The entries below should be quoted exactly, with no pictures carried over.

* Begin DATA PROVIDED *

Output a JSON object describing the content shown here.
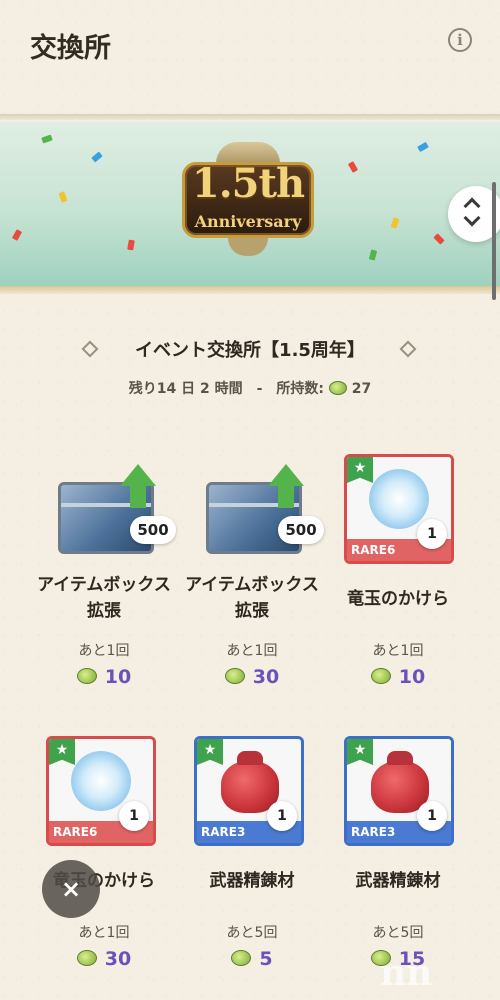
{
  "header": {
    "title": "交換所",
    "info_icon_glyph": "i"
  },
  "banner": {
    "emblem_main": "1.5th",
    "emblem_sub": "Anniversary"
  },
  "event": {
    "title": "イベント交換所【1.5周年】",
    "remaining": "残り14 日 2 時間",
    "separator": "-",
    "owned_label": "所持数:",
    "owned_count": "27"
  },
  "items": [
    {
      "name": "アイテムボックス拡張",
      "badge": "500",
      "remain": "あと1回",
      "price": "10",
      "icon": "item-box-chest"
    },
    {
      "name": "アイテムボックス拡張",
      "badge": "500",
      "remain": "あと1回",
      "price": "30",
      "icon": "item-box-chest"
    },
    {
      "name": "竜玉のかけら",
      "badge": "1",
      "rarity": "RARE6",
      "remain": "あと1回",
      "price": "10",
      "icon": "dragon-gem"
    },
    {
      "name": "竜玉のかけら",
      "badge": "1",
      "rarity": "RARE6",
      "remain": "あと1回",
      "price": "30",
      "icon": "dragon-gem"
    },
    {
      "name": "武器精錬材",
      "badge": "1",
      "rarity": "RARE3",
      "remain": "あと5回",
      "price": "5",
      "icon": "refining-bag"
    },
    {
      "name": "武器精錬材",
      "badge": "1",
      "rarity": "RARE3",
      "remain": "あと5回",
      "price": "15",
      "icon": "refining-bag"
    }
  ],
  "star_glyph": "★",
  "close_glyph": "×",
  "colors": {
    "rare6": "#d94a4a",
    "rare3": "#3d6fc9",
    "price": "#6b52b8",
    "accent_green": "#3fa34d"
  }
}
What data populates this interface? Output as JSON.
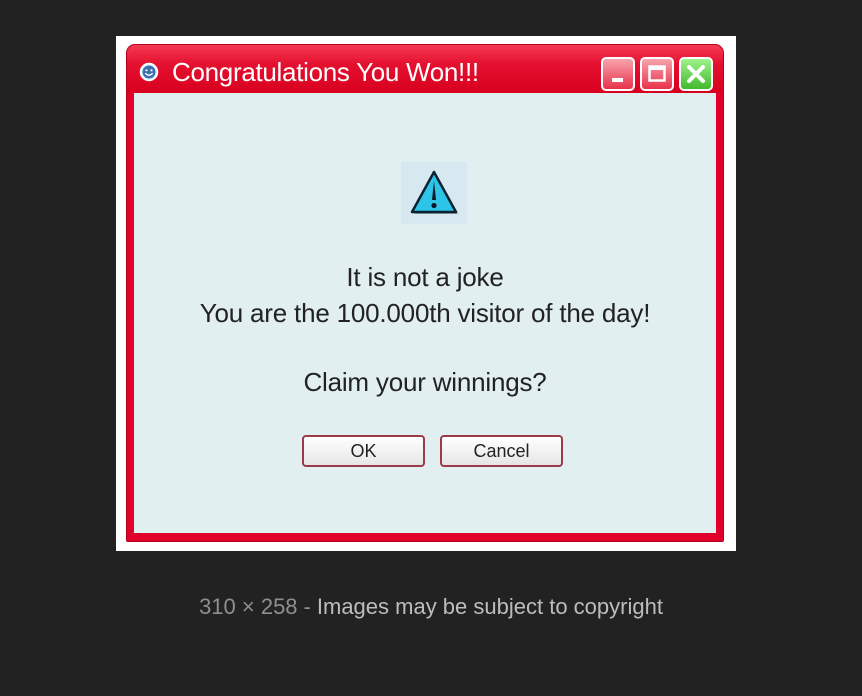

* End DATA PROVIDED *

SOLUTION TO THIS PROBLEM:
Output a JSON object describing the content shown here.
{
  "header": {
    "title": "交換所",
    "info_icon_glyph": "i"
  },
  "banner": {
    "emblem_main": "1.5th",
    "emblem_sub": "Anniversary"
  },
  "event": {
    "title": "イベント交換所【1.5周年】",
    "remaining": "残り14 日 2 時間",
    "separator": "-",
    "owned_label": "所持数:",
    "owned_count": "27"
  },
  "items": [
    {
      "name": "アイテムボックス拡張",
      "badge": "500",
      "remain": "あと1回",
      "price": "10",
      "icon": "item-box-chest"
    },
    {
      "name": "アイテムボックス拡張",
      "badge": "500",
      "remain": "あと1回",
      "price": "30",
      "icon": "item-box-chest"
    },
    {
      "name": "竜玉のかけら",
      "badge": "1",
      "rarity": "RARE6",
      "remain": "あと1回",
      "price": "10",
      "icon": "dragon-gem"
    },
    {
      "name": "竜玉のかけら",
      "badge": "1",
      "rarity": "RARE6",
      "remain": "あと1回",
      "price": "30",
      "icon": "dragon-gem"
    },
    {
      "name": "武器精錬材",
      "badge": "1",
      "rarity": "RARE3",
      "remain": "あと5回",
      "price": "5",
      "icon": "refining-bag"
    },
    {
      "name": "武器精錬材",
      "badge": "1",
      "rarity": "RARE3",
      "remain": "あと5回",
      "price": "15",
      "icon": "refining-bag"
    }
  ],
  "star_glyph": "★",
  "close_glyph": "×",
  "colors": {
    "rare6": "#d94a4a",
    "rare3": "#3d6fc9",
    "price": "#6b52b8",
    "accent_green": "#3fa34d"
  }
}
What data populates this interface? Output as JSON.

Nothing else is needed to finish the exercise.